### The exercise
Count every line that holds the string "故本题答案为B", and report the number alone.

### Records shown

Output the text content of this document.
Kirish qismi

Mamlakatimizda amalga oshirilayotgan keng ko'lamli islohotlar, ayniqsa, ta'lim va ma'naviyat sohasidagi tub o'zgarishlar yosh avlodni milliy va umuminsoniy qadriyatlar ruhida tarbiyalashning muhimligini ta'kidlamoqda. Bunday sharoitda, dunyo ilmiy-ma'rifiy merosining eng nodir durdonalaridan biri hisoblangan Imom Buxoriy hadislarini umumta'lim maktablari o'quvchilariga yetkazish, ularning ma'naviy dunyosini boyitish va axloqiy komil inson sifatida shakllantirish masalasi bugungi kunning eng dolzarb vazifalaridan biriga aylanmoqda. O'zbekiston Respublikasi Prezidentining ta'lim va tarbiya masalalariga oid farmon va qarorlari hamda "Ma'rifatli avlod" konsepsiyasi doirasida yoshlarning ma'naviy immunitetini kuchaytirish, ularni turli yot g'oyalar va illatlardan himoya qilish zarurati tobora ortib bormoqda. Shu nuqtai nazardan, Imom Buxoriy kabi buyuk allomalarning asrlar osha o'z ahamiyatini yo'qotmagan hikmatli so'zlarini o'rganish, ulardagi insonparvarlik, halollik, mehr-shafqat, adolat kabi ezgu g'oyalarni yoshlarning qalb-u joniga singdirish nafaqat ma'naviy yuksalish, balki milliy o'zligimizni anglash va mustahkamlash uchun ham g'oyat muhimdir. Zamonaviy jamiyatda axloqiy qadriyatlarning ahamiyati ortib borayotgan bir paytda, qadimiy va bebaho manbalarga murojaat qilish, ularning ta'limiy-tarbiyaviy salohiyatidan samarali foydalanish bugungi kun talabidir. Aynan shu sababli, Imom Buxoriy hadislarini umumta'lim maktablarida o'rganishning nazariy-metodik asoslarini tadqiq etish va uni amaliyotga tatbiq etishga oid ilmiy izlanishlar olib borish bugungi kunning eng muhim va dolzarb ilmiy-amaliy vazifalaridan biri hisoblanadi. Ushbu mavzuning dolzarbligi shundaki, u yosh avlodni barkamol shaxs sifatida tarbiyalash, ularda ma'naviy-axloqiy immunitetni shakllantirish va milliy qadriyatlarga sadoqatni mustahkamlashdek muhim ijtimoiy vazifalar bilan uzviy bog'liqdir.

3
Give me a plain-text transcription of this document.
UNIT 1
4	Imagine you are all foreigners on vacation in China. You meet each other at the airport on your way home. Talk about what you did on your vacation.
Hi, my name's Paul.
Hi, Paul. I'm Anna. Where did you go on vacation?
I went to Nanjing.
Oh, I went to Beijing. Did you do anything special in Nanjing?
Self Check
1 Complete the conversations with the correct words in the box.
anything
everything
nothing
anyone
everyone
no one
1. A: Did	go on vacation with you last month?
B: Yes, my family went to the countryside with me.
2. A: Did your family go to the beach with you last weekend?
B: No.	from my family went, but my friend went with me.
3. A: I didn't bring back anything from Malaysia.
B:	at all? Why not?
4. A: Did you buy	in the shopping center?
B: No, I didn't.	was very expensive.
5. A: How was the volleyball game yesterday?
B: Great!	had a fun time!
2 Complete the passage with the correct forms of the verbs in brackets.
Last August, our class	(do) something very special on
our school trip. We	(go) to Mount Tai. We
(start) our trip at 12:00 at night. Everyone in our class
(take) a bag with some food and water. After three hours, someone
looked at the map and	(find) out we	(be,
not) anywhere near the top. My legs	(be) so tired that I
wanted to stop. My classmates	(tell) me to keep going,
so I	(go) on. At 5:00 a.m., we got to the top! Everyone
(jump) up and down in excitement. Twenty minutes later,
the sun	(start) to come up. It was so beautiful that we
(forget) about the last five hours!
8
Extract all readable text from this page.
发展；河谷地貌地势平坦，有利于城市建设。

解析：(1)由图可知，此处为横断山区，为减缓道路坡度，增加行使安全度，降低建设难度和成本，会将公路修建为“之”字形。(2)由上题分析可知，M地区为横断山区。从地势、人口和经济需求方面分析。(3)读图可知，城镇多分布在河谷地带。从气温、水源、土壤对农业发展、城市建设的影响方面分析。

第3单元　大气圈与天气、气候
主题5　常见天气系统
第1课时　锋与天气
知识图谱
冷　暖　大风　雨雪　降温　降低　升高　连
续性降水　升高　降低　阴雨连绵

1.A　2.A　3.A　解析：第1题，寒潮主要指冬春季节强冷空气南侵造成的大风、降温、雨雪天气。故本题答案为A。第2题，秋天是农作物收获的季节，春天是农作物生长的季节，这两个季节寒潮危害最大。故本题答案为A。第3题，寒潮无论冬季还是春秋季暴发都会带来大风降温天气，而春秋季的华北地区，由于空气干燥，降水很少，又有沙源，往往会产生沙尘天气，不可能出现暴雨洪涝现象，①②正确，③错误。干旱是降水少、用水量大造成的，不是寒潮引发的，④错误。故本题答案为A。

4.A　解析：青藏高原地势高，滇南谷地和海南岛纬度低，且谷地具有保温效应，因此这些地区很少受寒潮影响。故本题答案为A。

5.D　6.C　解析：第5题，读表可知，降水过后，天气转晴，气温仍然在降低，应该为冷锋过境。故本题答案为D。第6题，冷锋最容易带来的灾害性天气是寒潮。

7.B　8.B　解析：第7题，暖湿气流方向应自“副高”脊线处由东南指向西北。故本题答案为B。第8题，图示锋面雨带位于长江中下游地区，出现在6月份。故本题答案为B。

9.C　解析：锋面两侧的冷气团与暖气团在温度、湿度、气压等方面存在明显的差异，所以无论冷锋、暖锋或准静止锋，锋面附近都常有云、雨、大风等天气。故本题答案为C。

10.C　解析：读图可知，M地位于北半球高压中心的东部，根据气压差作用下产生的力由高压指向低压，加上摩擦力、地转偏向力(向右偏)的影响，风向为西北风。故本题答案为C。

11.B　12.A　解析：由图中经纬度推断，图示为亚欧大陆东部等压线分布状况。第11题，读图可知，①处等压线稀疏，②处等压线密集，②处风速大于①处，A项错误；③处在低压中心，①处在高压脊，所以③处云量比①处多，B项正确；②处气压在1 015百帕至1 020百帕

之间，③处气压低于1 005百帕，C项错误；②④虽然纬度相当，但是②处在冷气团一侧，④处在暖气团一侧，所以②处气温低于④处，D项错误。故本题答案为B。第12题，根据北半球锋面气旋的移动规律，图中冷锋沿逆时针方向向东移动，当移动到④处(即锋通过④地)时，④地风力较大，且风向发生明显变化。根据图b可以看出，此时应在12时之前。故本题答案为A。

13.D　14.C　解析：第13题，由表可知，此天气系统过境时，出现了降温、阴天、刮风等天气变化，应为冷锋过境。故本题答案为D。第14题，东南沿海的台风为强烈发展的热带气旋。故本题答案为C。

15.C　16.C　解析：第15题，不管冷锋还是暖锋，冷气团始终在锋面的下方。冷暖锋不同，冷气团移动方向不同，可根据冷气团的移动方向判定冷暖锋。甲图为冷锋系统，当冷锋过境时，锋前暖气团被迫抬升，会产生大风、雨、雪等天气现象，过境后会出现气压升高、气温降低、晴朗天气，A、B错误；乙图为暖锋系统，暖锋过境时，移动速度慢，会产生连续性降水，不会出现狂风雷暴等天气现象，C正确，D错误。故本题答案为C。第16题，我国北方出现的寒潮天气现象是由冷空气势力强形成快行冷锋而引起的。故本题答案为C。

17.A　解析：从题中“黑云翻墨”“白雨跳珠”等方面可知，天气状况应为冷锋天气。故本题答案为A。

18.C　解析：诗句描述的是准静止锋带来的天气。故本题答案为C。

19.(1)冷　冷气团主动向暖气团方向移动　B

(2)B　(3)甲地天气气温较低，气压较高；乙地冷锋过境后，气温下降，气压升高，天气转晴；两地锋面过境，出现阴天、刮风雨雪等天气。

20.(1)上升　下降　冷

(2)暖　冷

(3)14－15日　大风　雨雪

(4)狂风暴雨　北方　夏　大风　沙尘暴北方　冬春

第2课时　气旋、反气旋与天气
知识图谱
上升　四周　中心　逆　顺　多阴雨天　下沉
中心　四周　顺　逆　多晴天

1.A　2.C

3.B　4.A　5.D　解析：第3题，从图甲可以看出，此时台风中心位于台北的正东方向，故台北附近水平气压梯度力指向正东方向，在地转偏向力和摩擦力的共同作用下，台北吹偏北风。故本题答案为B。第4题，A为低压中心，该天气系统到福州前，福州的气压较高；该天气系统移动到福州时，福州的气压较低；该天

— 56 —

### Answer for this exercise
3